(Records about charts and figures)

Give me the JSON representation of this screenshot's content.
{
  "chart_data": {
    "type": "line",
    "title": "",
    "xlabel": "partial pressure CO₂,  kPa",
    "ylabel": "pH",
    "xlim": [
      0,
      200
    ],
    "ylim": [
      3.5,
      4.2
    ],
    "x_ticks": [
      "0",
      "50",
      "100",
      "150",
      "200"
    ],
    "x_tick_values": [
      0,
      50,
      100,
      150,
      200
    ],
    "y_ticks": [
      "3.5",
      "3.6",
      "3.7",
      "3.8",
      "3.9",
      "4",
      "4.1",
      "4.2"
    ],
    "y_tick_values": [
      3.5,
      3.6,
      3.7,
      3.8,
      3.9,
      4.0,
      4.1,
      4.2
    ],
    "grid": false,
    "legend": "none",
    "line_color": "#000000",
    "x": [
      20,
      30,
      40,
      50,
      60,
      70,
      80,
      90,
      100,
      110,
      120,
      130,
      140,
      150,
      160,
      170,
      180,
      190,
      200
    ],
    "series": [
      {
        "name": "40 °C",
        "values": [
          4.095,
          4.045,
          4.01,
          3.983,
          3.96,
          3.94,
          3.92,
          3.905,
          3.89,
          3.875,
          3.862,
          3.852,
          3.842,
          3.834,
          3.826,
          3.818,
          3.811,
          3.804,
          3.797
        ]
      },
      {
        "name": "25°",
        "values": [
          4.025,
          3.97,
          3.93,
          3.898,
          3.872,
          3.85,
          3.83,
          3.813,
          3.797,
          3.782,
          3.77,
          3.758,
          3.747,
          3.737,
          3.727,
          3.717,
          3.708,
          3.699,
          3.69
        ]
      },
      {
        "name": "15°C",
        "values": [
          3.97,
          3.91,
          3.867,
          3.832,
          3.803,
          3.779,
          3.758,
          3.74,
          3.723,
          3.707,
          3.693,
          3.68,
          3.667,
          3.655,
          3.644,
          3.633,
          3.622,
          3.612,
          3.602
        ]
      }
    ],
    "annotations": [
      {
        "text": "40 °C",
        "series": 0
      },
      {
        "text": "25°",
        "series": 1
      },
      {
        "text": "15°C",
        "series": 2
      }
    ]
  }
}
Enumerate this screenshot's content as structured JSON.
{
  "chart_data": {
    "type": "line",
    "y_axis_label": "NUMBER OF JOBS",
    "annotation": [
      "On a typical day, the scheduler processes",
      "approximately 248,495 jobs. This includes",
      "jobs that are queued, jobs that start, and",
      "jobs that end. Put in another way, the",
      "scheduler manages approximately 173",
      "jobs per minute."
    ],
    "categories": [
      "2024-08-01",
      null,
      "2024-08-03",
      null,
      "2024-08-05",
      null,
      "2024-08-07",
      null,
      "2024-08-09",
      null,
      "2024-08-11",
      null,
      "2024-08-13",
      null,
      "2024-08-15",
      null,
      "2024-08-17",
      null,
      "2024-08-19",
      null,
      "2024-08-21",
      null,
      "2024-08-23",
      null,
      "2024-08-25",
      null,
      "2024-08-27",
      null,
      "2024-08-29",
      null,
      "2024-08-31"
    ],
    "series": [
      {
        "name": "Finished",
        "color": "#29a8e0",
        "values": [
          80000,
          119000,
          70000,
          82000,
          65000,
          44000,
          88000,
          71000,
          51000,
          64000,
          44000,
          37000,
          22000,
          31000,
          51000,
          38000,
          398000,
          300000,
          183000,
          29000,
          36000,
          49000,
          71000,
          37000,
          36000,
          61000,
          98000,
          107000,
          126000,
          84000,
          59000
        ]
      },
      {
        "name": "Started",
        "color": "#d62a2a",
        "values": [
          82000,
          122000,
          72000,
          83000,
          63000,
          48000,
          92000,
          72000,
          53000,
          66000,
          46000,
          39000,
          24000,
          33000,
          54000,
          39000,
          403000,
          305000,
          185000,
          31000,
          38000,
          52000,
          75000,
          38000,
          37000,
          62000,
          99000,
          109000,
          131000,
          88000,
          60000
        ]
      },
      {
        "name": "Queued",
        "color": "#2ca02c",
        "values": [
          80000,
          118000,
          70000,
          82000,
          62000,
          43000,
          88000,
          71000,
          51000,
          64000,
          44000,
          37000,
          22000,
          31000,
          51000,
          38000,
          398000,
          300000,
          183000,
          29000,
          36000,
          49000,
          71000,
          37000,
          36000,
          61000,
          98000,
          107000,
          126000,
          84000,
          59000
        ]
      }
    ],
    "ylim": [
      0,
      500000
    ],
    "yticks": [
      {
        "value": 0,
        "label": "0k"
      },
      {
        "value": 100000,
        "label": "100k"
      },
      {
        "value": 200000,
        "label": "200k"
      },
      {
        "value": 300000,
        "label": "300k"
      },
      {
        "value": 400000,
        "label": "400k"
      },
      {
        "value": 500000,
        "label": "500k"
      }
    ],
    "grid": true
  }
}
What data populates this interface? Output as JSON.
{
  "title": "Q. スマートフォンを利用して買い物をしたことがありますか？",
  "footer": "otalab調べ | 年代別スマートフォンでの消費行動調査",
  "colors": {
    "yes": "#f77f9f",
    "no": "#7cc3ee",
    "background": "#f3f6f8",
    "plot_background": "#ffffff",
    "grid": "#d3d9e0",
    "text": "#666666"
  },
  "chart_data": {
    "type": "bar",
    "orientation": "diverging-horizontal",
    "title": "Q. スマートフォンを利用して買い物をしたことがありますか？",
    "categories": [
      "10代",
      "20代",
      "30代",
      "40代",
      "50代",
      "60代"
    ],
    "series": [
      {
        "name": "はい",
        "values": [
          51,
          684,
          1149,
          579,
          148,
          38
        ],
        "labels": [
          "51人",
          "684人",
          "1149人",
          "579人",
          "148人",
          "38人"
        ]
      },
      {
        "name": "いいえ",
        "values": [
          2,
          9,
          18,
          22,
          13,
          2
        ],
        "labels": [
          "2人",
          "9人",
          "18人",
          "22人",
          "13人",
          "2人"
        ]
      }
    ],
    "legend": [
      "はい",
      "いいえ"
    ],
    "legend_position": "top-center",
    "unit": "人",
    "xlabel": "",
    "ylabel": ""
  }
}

Given problem – Find all the lines containing "スマートフォンを利用して買い物をしたことがありますか" in the material, then copy them.

Final answer –
  "title": "Q. スマートフォンを利用して買い物をしたことがありますか？",
    "title": "Q. スマートフォンを利用して買い物をしたことがありますか？",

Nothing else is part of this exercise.